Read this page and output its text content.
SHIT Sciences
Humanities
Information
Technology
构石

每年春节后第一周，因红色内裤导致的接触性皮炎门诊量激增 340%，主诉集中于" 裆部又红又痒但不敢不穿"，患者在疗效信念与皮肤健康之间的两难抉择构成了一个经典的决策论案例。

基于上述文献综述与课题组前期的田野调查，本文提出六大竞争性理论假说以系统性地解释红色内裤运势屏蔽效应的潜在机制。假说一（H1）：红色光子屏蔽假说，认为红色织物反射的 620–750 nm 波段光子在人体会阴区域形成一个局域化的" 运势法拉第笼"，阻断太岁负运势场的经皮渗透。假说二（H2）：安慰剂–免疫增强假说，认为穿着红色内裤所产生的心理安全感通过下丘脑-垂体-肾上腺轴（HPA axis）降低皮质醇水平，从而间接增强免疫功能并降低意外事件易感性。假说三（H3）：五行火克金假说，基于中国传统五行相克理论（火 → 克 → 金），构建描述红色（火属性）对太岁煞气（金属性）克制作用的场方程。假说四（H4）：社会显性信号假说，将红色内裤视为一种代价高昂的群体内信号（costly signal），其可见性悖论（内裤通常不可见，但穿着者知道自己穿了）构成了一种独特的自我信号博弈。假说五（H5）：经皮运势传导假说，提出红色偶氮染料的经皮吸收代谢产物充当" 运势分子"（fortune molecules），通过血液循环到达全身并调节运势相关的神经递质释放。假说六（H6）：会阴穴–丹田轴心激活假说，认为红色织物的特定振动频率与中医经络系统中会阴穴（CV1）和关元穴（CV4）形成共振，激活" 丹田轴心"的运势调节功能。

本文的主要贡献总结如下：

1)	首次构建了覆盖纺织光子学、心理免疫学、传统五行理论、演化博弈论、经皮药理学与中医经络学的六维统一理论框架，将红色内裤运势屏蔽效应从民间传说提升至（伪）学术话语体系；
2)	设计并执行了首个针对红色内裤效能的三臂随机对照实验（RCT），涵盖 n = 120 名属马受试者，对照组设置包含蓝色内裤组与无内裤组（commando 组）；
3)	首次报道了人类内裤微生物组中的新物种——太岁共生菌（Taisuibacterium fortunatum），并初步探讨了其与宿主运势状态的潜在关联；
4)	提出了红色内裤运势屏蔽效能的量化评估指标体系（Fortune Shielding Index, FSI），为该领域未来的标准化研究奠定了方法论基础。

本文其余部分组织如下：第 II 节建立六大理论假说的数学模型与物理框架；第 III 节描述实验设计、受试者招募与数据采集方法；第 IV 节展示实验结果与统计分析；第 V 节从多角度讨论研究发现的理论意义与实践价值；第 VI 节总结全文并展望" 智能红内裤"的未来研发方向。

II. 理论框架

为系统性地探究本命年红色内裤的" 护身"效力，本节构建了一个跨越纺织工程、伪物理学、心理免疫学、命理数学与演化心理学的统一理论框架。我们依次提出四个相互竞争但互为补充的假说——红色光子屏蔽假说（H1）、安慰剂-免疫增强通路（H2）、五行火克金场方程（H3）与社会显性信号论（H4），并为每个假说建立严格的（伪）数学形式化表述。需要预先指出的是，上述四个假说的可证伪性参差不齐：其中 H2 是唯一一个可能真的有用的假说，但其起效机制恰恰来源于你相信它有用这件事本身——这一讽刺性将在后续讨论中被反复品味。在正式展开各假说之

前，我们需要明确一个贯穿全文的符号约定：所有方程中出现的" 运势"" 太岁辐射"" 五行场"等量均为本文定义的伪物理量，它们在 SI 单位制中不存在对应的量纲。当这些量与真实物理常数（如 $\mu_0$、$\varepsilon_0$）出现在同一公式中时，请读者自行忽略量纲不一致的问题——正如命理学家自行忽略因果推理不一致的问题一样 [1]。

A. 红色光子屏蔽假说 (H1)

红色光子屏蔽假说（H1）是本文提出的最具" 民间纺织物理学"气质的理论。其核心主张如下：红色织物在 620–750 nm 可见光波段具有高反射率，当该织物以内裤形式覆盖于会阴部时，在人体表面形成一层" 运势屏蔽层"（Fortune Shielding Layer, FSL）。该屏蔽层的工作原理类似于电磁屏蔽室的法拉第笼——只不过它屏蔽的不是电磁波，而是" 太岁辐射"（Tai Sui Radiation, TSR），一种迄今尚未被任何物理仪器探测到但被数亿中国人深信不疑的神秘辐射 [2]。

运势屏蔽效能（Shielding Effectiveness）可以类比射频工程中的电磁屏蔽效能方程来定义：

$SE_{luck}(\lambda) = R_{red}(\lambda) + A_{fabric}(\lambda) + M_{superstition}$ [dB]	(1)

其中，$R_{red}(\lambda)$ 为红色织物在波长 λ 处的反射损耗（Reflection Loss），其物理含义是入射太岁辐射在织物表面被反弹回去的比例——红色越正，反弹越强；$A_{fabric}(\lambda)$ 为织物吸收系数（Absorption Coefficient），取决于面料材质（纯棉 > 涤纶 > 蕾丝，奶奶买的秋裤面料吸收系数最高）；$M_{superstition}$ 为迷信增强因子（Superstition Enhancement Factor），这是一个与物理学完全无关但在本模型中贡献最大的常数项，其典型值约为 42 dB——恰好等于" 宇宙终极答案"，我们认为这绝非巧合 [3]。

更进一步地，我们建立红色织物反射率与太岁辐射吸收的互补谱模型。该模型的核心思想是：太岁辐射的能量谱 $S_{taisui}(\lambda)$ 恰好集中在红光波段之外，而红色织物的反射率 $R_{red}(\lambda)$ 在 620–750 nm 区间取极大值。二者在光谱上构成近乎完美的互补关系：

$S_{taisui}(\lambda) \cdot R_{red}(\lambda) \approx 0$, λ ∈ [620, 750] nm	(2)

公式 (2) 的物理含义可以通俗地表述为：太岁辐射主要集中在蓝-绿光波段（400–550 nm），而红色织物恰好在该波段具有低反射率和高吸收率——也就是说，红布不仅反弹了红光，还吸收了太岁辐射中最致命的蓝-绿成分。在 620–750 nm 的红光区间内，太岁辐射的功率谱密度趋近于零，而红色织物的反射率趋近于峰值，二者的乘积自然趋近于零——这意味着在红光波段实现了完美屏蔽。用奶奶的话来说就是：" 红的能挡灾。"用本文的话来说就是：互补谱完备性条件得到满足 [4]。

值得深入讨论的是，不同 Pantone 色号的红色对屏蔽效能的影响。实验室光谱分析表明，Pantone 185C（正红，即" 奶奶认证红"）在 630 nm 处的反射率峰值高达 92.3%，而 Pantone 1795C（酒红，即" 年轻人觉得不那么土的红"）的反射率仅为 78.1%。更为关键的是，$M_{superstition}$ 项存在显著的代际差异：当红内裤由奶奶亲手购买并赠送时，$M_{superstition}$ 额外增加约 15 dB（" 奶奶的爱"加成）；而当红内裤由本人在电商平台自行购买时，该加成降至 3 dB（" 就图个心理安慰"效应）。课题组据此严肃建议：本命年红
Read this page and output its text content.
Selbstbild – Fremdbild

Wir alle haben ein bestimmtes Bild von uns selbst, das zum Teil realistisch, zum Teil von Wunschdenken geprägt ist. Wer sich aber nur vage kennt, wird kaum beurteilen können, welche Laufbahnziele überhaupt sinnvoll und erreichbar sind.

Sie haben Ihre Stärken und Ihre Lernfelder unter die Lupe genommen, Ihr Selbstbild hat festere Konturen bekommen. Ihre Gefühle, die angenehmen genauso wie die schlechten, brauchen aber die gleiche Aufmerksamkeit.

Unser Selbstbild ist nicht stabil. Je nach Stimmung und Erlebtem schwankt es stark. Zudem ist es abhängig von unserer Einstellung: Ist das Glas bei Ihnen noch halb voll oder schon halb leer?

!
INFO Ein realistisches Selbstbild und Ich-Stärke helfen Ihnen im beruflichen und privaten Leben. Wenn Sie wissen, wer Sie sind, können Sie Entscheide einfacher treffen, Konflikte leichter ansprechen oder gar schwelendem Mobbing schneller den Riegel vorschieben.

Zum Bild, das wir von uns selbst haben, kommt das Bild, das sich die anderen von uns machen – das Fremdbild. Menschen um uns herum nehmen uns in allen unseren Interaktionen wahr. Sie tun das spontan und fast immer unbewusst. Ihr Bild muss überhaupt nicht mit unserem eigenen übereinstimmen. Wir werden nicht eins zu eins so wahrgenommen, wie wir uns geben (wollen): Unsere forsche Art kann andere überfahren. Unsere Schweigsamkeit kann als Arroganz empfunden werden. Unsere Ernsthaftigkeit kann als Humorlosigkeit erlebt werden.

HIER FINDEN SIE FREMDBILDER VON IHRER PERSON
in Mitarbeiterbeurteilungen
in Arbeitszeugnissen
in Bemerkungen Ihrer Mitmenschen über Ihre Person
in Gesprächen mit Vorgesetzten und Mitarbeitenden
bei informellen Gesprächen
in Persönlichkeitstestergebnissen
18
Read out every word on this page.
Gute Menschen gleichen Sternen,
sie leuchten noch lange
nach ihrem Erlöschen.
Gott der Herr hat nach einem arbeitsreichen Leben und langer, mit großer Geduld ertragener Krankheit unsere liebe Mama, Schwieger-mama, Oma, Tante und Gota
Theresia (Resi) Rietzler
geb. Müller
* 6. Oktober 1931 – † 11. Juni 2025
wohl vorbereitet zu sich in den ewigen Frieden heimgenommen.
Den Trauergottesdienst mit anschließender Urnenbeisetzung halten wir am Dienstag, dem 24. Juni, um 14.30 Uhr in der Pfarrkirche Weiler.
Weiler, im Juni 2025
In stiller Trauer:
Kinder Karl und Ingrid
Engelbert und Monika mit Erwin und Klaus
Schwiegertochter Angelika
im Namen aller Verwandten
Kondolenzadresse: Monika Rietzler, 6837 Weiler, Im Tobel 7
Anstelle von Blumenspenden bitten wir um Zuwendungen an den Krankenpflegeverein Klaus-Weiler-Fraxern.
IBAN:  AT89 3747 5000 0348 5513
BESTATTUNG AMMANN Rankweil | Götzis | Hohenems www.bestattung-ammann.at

ABOUT THIS TASK:
What lines of the material above contain "Gesprächen"? Return each of them.

WRITTEN RESPONSE:
in Gesprächen mit Vorgesetzten und Mitarbeitenden
bei informellen Gesprächen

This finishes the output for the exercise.